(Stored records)
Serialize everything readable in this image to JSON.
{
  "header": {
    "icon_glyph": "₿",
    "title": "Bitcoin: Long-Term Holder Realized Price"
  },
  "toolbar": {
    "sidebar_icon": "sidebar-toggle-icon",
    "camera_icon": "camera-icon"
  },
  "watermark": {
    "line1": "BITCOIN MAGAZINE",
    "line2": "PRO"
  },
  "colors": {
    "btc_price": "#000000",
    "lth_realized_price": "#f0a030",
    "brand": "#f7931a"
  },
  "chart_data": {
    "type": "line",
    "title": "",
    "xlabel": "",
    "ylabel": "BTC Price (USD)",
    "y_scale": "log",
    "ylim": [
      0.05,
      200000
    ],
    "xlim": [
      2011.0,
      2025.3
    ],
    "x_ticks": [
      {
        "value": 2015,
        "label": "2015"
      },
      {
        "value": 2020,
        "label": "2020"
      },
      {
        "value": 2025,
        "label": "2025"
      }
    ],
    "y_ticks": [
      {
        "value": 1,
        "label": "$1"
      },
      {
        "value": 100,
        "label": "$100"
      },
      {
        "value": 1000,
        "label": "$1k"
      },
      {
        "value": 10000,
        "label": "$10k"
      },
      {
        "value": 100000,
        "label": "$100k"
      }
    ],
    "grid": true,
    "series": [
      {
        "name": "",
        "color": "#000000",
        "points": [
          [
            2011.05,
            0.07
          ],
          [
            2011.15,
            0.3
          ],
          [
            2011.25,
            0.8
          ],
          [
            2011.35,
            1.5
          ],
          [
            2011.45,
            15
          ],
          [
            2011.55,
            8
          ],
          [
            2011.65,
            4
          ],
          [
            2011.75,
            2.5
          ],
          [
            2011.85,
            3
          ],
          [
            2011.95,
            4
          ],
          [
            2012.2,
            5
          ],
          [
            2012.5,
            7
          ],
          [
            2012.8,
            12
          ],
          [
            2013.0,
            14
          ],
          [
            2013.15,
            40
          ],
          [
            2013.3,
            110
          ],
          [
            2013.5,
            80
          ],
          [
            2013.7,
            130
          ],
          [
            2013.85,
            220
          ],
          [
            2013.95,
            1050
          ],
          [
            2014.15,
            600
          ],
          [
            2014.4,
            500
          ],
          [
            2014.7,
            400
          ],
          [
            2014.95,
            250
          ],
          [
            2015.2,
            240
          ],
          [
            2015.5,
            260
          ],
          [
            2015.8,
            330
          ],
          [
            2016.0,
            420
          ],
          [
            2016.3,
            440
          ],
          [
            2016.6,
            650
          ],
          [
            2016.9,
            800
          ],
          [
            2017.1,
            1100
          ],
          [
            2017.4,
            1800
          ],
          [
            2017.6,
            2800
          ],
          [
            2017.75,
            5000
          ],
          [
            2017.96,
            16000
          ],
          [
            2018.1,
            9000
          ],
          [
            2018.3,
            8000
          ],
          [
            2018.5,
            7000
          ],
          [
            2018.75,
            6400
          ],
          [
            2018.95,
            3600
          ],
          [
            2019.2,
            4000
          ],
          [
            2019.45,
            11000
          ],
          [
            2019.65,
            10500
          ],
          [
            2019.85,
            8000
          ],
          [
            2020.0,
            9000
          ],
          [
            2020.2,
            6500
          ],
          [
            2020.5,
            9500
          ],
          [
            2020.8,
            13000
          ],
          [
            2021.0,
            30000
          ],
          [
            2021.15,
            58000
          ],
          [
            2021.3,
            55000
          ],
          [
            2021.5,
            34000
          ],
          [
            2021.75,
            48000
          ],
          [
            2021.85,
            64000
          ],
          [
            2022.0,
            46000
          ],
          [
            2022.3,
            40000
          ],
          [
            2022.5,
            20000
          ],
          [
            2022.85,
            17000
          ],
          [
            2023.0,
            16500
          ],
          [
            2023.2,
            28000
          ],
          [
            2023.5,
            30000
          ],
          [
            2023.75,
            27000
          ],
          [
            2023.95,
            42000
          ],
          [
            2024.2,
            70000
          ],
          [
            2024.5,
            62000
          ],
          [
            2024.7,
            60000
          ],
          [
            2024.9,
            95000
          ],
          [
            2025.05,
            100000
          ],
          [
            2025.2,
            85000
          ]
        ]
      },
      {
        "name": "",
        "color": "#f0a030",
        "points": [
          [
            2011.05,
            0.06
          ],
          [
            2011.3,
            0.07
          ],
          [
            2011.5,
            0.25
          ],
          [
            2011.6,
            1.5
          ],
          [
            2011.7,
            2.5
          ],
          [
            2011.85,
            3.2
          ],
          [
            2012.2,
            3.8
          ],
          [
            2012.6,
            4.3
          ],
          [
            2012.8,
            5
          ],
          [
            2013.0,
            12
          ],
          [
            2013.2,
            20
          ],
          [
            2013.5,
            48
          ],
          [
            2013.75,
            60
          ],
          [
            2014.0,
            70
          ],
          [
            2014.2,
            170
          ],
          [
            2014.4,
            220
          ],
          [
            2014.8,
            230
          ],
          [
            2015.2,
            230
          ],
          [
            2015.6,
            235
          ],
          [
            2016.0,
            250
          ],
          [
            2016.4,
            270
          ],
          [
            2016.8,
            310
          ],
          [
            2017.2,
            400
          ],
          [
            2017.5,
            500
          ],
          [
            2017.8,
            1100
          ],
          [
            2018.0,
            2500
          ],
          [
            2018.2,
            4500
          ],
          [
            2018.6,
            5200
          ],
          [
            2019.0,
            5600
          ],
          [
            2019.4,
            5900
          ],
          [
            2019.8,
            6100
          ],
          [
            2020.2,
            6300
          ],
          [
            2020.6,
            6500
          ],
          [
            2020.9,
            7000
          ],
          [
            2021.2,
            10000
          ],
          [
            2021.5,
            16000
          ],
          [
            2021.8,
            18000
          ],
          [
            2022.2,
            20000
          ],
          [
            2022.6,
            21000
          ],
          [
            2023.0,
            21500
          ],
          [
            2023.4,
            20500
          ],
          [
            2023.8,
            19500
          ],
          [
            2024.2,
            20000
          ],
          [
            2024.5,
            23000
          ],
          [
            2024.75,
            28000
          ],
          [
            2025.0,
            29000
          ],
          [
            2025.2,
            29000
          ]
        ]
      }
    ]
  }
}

→ **Work to complete**
Copy every line of the entries above in which "value" occurs.

→ **Correct output**
        "value": 2015,
        "value": 2020,
        "value": 2025,
        "value": 1,
        "value": 100,
        "value": 1000,
        "value": 10000,
        "value": 100000,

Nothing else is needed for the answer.